**TEXT**
That detour changed the landscape of his life. He met his now-wife while traveling through Southeast Asia, settled in Thailand, and had to figure out how to make a living without the backing of a major newsroom. He turned to the two things he cared most about: travel and photography. The darkroom skills from his high school years came back. The instincts from a decade of journalism turned out to transfer in ways he hadn’t expected.
Ronan is now a travel journalist and photographer whose work has appeared in National Geographic, CNN, and the BBC. This year he published his first book, Hidden in Plain Sight, a project that took him to 35 countries across four continents to photograph some of the world’s most famous landmarks and uncover the stories buried inside them. The ones the guidebooks skip.
What makes Ronan’s approach interesting is that the journalism never really left. He still thinks like a reporter at a location: walking the full scene before raising the camera, looking for the moment no one else has spotted, deliberately avoiding other photographers’ images of a place before he visits so nothing clouds his eye. And where a lot of travel photographers have drifted toward stylized, people-free images built for social media, Ronan is moving in the opposite direction. For him, a person in the frame isn’t a compositional choice. It’s the whole point.
In this episode, we get into the weight of those seven years covering crime, how that background shaped the way he sees a scene, and what it actually took to photograph 23 landmarks across 22 countries in under nine months, including getting stranded between Abu Dhabi and Dubai in the worst flooding the UAE had seen in recent memory.
Here’s some of what we cover:
- Why seven years as a crime reporter pushed him out of hard news and eventually halfway around the world
- How a journalism column about classified ads shaped his entire philosophy as a travel photographer
- The idea behind Hidden in Plain Sight and what makes famous landmarks worth photographing again
- Why he funds all his own trips and never looks at other photographers’ work before visiting a location
- His argument for putting people back at the center of travel photography
- What happened when he tried to get from Abu Dhabi to Dubai through historic flooding
- The second book he’s already working on, and the very different territory it covers
Ronan brings a reporter’s eye and a genuine restlessness to everything he does. This one covers a lot of ground.

Q: You spent nearly a decade writing about crime, tragedy, and politics before picking up a camera. What did covering the darkest parts of human life teach you about photographing the most beautiful ones?
Ronan: I think for me, just to go back to the idea of people, when I started in journalism, I was taught, don’t just focus on trying to get controversial stories. Not every piece of news needs to be something sensational. I remember an editor gave me an example. They said, every single person that you walk past in the local supermarket has actually got a very interesting story that would make a great news story if written in the right way. And they said the key is knowing how to draw that out of people. So with photography, I felt the same way. I thought if I can capture people within an environment, that adds a completely different depth rather than a fairly flat photo that shows the incredible details and architecture of a location.

**INFORMATION SUPPLIED**
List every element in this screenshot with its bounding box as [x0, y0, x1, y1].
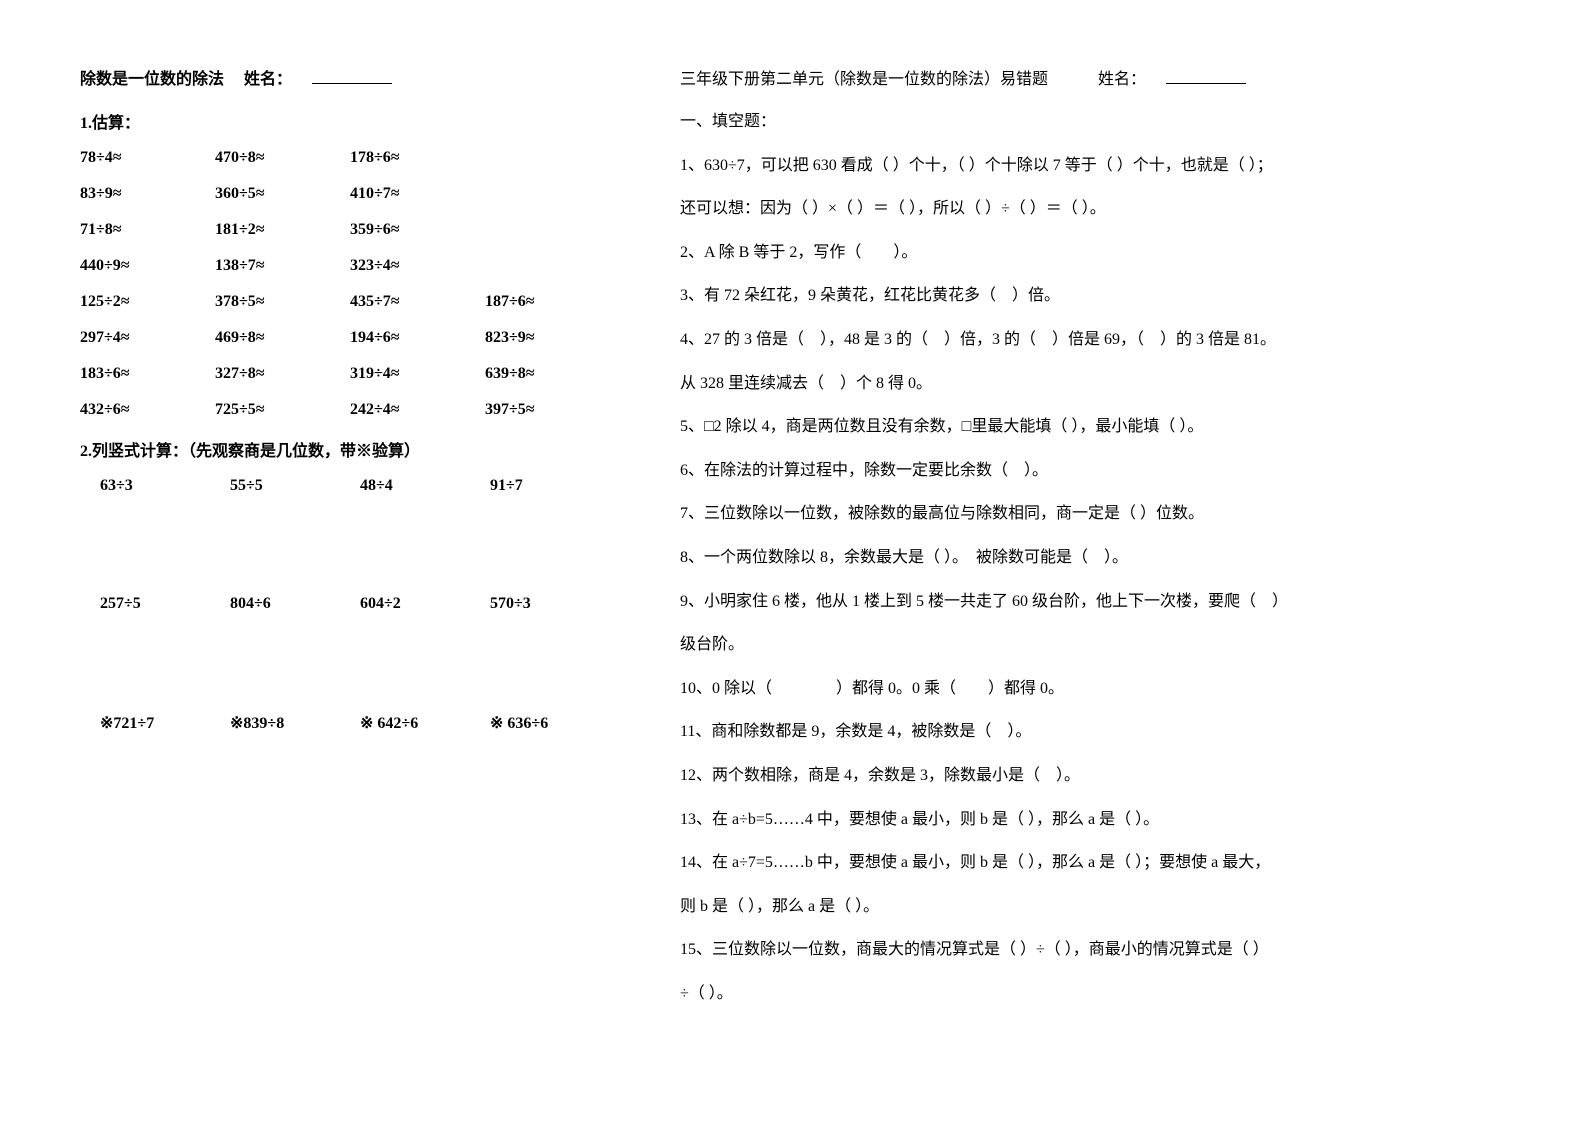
calc-cell: 257÷5 — [100, 595, 230, 613]
estimate-cell: 823÷9≈ — [485, 329, 620, 347]
calc-cell: 55÷5 — [230, 477, 360, 495]
fill-line: 13、在 a÷b=5……4 中，要想使 a 最小，则 b 是（ ），那么 a 是… — [680, 807, 1507, 833]
estimate-cell: 725÷5≈ — [215, 401, 350, 419]
right-section-head: 一、填空题： — [680, 109, 1507, 135]
estimate-cell: 378÷5≈ — [215, 293, 350, 311]
estimate-cell: 181÷2≈ — [215, 221, 350, 239]
section2-head: 2.列竖式计算：（先观察商是几位数，带※验算） — [80, 437, 620, 461]
estimate-cell: 639÷8≈ — [485, 365, 620, 383]
fill-line: 7、三位数除以一位数，被除数的最高位与除数相同，商一定是（ ）位数。 — [680, 501, 1507, 527]
estimate-row: 83÷9≈360÷5≈410÷7≈ — [80, 185, 620, 203]
calc-cell: 63÷3 — [100, 477, 230, 495]
estimate-row: 297÷4≈469÷8≈194÷6≈823÷9≈ — [80, 329, 620, 347]
estimate-cell: 83÷9≈ — [80, 185, 215, 203]
estimate-cell: 360÷5≈ — [215, 185, 350, 203]
estimate-cell: 242÷4≈ — [350, 401, 485, 419]
calc-cell: ※ 636÷6 — [490, 713, 620, 733]
estimate-cell: 297÷4≈ — [80, 329, 215, 347]
estimate-cell: 71÷8≈ — [80, 221, 215, 239]
estimate-cell: 327÷8≈ — [215, 365, 350, 383]
left-column: 除数是一位数的除法 姓名： 1.估算： 78÷4≈470÷8≈178÷6≈ 83÷… — [80, 65, 620, 1057]
fill-line: 还可以想：因为（ ）×（ ）＝（ ），所以（ ）÷（ ）＝（ ）。 — [680, 196, 1507, 222]
right-title-row: 三年级下册第二单元（除数是一位数的除法）易错题 姓名： — [680, 65, 1507, 89]
fill-line: 1、630÷7，可以把 630 看成（ ）个十，（ ）个十除以 7 等于（ ）个… — [680, 153, 1507, 179]
fill-line: 6、在除法的计算过程中，除数一定要比余数（ ）。 — [680, 458, 1507, 484]
estimate-row: 71÷8≈181÷2≈359÷6≈ — [80, 221, 620, 239]
estimate-cell — [485, 185, 620, 203]
fill-container: 1、630÷7，可以把 630 看成（ ）个十，（ ）个十除以 7 等于（ ）个… — [680, 153, 1507, 1007]
estimate-cell: 359÷6≈ — [350, 221, 485, 239]
estimate-cell: 78÷4≈ — [80, 149, 215, 167]
estimate-cell — [485, 149, 620, 167]
calc-row: 63÷355÷548÷491÷7 — [80, 477, 620, 495]
estimate-row: 125÷2≈378÷5≈435÷7≈187÷6≈ — [80, 293, 620, 311]
calc-cell: 91÷7 — [490, 477, 620, 495]
estimate-cell: 183÷6≈ — [80, 365, 215, 383]
calc-cell: 604÷2 — [360, 595, 490, 613]
right-column: 三年级下册第二单元（除数是一位数的除法）易错题 姓名： 一、填空题： 1、630… — [680, 65, 1507, 1057]
fill-line: 3、有 72 朵红花，9 朵黄花，红花比黄花多（ ）倍。 — [680, 283, 1507, 309]
fill-line: 15、三位数除以一位数，商最大的情况算式是（ ）÷（ ），商最小的情况算式是（ … — [680, 937, 1507, 963]
fill-line: 2、A 除 B 等于 2，写作（ ）。 — [680, 240, 1507, 266]
left-name-blank — [312, 68, 392, 84]
estimate-cell: 440÷9≈ — [80, 257, 215, 275]
fill-line: 8、一个两位数除以 8，余数最大是（ ）。 被除数可能是（ ）。 — [680, 545, 1507, 571]
estimate-cell: 410÷7≈ — [350, 185, 485, 203]
estimate-cell — [485, 221, 620, 239]
calc-cell: 48÷4 — [360, 477, 490, 495]
estimate-row: 432÷6≈725÷5≈242÷4≈397÷5≈ — [80, 401, 620, 419]
fill-line: 11、商和除数都是 9，余数是 4，被除数是（ ）。 — [680, 719, 1507, 745]
estimate-cell — [485, 257, 620, 275]
estimate-row: 440÷9≈138÷7≈323÷4≈ — [80, 257, 620, 275]
calc-row: 257÷5804÷6604÷2570÷3 — [80, 595, 620, 613]
estimate-cell: 138÷7≈ — [215, 257, 350, 275]
left-title-row: 除数是一位数的除法 姓名： — [80, 65, 620, 89]
fill-line: 9、小明家住 6 楼，他从 1 楼上到 5 楼一共走了 60 级台阶，他上下一次… — [680, 589, 1507, 615]
left-title: 除数是一位数的除法 — [80, 65, 224, 89]
fill-line: 从 328 里连续减去（ ）个 8 得 0。 — [680, 371, 1507, 397]
estimate-cell: 125÷2≈ — [80, 293, 215, 311]
fill-line: 10、0 除以（ ）都得 0。0 乘（ ）都得 0。 — [680, 676, 1507, 702]
estimate-cell: 187÷6≈ — [485, 293, 620, 311]
calc-container: 63÷355÷548÷491÷7 257÷5804÷6604÷2570÷3 ※721… — [80, 477, 620, 733]
estimate-cell: 435÷7≈ — [350, 293, 485, 311]
calc-cell: ※721÷7 — [100, 713, 230, 733]
calc-cell: 570÷3 — [490, 595, 620, 613]
estimate-cell: 319÷4≈ — [350, 365, 485, 383]
fill-line: ÷（ ）。 — [680, 981, 1507, 1007]
estimate-row: 183÷6≈327÷8≈319÷4≈639÷8≈ — [80, 365, 620, 383]
fill-line: 则 b 是（ ），那么 a 是（ ）。 — [680, 894, 1507, 920]
fill-line: 4、27 的 3 倍是（ ），48 是 3 的（ ）倍，3 的（ ）倍是 69，… — [680, 327, 1507, 353]
estimate-cell: 323÷4≈ — [350, 257, 485, 275]
estimate-cell: 469÷8≈ — [215, 329, 350, 347]
right-name-label: 姓名： — [1098, 65, 1146, 89]
estimate-cell: 397÷5≈ — [485, 401, 620, 419]
estimate-cell: 470÷8≈ — [215, 149, 350, 167]
calc-cell: ※ 642÷6 — [360, 713, 490, 733]
fill-line: 14、在 a÷7=5……b 中，要想使 a 最小，则 b 是（ ），那么 a 是… — [680, 850, 1507, 876]
estimate-cell: 432÷6≈ — [80, 401, 215, 419]
right-name-blank — [1166, 68, 1246, 84]
left-name-label: 姓名： — [244, 65, 292, 89]
fill-line: 级台阶。 — [680, 632, 1507, 658]
fill-line: 5、□2 除以 4，商是两位数且没有余数，□里最大能填（ ），最小能填（ ）。 — [680, 414, 1507, 440]
calc-row: ※721÷7※839÷8※ 642÷6※ 636÷6 — [80, 713, 620, 733]
estimate-cell: 194÷6≈ — [350, 329, 485, 347]
estimate-row: 78÷4≈470÷8≈178÷6≈ — [80, 149, 620, 167]
estimate-container: 78÷4≈470÷8≈178÷6≈83÷9≈360÷5≈410÷7≈71÷8≈1… — [80, 149, 620, 419]
fill-line: 12、两个数相除，商是 4，余数是 3，除数最小是（ ）。 — [680, 763, 1507, 789]
section1-head: 1.估算： — [80, 109, 620, 133]
calc-cell: ※839÷8 — [230, 713, 360, 733]
estimate-cell: 178÷6≈ — [350, 149, 485, 167]
right-title: 三年级下册第二单元（除数是一位数的除法）易错题 — [680, 65, 1048, 89]
calc-cell: 804÷6 — [230, 595, 360, 613]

**GIVEN TASK 1**
In the episode write-up about Ronan, write out everything from "Q: You spent" down to "most beautiful ones?", replacing "crime" with "courts".
**GIVEN TASK 2**
Answer these questions about the episode write-up about Ronan:
(a) In which country did Ronan settle?
(b) How many countries did the project behind Hidden in Plain Sight take him to?
(c) According to the editor Ronan recalls, what has every person you walk past in the local supermarket actually got?
**GIVEN TASK 3**
Can you continue the episode write-up about Ronan from its last sentence?

**EXERCISE RESPONSE 1**
Q: You spent nearly a decade writing about courts, tragedy, and politics before picking up a camera. What did covering the darkest parts of human life teach you about photographing the most beautiful ones?

**EXERCISE RESPONSE 2**
(a) Thailand.
(b) 35 countries.
(c) A very interesting story that would make a great news story if written in the right way.

**EXERCISE RESPONSE 3**
If you can have a moment within that, that actually has some humanity, where you capture a particular look on someone’s face, whether they be happy, whether they be pensive, whether they be looking sorrowful, that just elevates a photo enormously. Because it is not replicable by anyone. No one will ever again take that photo.

Q: Travel photography is one of the most photographed corners of the world. What does it actually take to come home with something nobody has seen before?
Ronan: Use people in your photos. There’s been a trend in travel photography for a long while now where everything feels very stylized. Washed out colors, people replicating a style. And so often, people aren’t front and center at all. The only time they even try to use people is just for a sense of scale. They put a person on the edge of a cliff to show you how big it is. Whereas the number one way you’re going to make your photography unique is by capturing people in these locations.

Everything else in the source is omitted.